» Aim of the task
What number of lines in the material contain the word "title"? Give that number alone.

» Available data
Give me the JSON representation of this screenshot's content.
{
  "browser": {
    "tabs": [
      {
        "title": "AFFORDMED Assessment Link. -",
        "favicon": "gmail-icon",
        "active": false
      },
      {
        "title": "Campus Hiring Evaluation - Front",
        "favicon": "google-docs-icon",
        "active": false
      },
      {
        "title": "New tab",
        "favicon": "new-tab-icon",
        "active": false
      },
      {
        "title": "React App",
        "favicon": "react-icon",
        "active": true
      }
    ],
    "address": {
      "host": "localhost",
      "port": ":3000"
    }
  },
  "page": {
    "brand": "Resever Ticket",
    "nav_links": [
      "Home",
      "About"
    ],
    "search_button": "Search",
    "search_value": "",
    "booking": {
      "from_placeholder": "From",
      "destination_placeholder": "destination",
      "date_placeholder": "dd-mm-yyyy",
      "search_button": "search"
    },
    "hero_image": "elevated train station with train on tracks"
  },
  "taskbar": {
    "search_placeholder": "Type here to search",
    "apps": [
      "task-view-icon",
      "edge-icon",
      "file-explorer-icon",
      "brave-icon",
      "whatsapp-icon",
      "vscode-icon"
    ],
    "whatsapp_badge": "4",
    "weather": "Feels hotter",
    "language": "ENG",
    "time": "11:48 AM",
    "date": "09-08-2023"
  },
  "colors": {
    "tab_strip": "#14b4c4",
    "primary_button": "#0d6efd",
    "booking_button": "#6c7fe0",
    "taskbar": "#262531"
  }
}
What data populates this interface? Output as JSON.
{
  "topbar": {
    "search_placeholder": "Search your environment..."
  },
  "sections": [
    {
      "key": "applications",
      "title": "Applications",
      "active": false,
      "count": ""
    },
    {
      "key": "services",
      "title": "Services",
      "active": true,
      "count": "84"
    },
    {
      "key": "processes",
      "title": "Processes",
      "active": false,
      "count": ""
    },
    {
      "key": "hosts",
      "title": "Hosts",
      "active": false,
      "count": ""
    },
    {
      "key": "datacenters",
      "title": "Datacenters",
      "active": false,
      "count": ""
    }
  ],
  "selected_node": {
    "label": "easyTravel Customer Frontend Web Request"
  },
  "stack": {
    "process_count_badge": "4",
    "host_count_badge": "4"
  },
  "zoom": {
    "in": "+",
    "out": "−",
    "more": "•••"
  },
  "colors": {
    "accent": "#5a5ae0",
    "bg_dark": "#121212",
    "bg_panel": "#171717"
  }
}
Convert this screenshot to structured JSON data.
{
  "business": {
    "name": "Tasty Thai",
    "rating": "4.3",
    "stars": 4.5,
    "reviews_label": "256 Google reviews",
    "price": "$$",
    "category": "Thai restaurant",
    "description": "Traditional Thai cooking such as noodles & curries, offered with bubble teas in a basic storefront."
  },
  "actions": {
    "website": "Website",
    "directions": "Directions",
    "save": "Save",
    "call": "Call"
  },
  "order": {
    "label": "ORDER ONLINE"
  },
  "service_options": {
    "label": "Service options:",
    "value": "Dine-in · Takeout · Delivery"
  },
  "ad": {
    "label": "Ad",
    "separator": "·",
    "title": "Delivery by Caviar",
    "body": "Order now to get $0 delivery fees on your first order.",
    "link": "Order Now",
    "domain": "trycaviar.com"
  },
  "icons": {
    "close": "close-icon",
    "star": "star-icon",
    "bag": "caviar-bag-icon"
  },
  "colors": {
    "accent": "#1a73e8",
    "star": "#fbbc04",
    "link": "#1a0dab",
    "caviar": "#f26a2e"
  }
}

» Task result
10